Read the material below and tally how many lines hold the word "JSON", giving the number and nothing else.

## EXCERPTED RECORDS
»»
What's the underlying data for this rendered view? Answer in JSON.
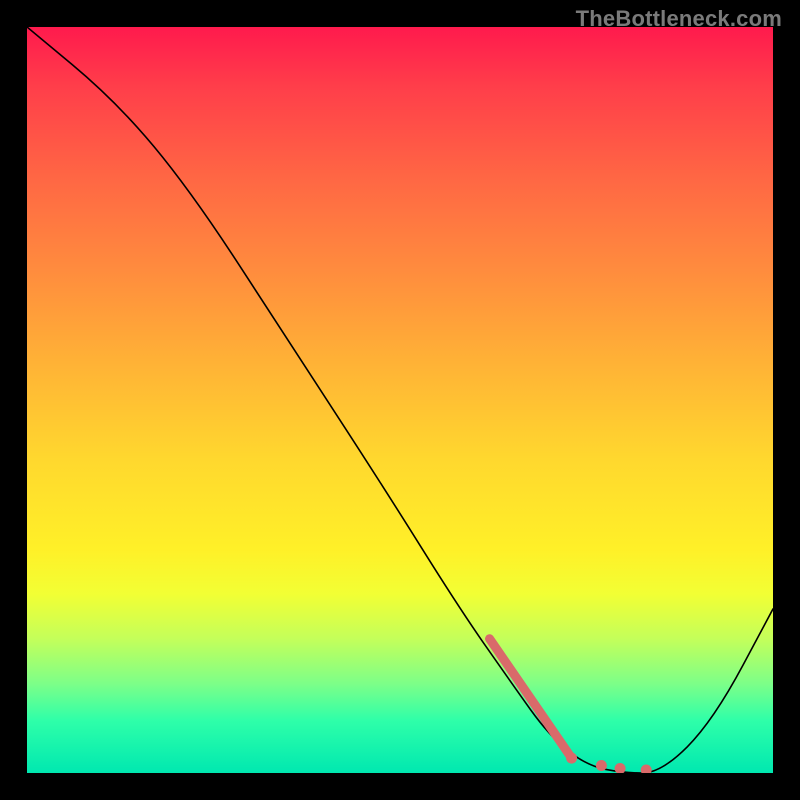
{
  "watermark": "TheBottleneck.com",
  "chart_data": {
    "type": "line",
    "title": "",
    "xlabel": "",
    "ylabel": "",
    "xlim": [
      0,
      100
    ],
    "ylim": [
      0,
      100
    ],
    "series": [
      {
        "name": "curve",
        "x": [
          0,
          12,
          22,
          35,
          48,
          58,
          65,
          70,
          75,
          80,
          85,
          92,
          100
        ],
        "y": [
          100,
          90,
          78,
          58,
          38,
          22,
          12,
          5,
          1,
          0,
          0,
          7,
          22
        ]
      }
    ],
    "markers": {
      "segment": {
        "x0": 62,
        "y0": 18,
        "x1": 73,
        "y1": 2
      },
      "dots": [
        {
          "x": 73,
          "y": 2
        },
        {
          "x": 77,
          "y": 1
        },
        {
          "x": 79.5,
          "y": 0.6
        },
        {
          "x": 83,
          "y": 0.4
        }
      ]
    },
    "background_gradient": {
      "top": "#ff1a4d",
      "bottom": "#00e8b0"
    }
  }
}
««
»»
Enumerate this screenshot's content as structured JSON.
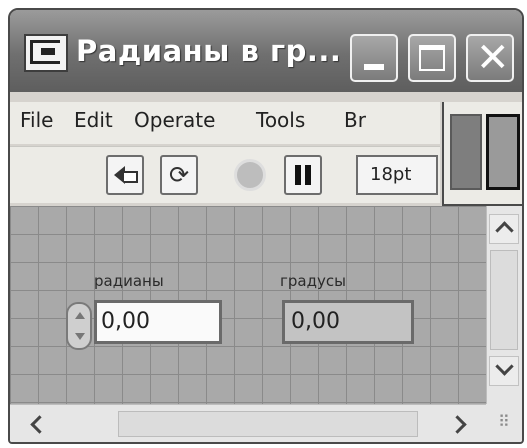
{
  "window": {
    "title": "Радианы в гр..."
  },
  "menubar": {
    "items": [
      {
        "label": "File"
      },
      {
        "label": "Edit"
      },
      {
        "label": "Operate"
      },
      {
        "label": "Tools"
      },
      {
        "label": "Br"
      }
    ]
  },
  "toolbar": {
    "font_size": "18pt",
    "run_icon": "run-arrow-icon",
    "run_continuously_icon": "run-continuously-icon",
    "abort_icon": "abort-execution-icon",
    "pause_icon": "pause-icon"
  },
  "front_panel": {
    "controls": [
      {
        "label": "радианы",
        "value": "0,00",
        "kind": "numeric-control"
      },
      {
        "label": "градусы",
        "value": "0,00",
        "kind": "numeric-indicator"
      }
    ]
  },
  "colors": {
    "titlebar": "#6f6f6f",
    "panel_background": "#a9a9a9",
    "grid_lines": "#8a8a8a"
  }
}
««
## TASK SOLUTION
2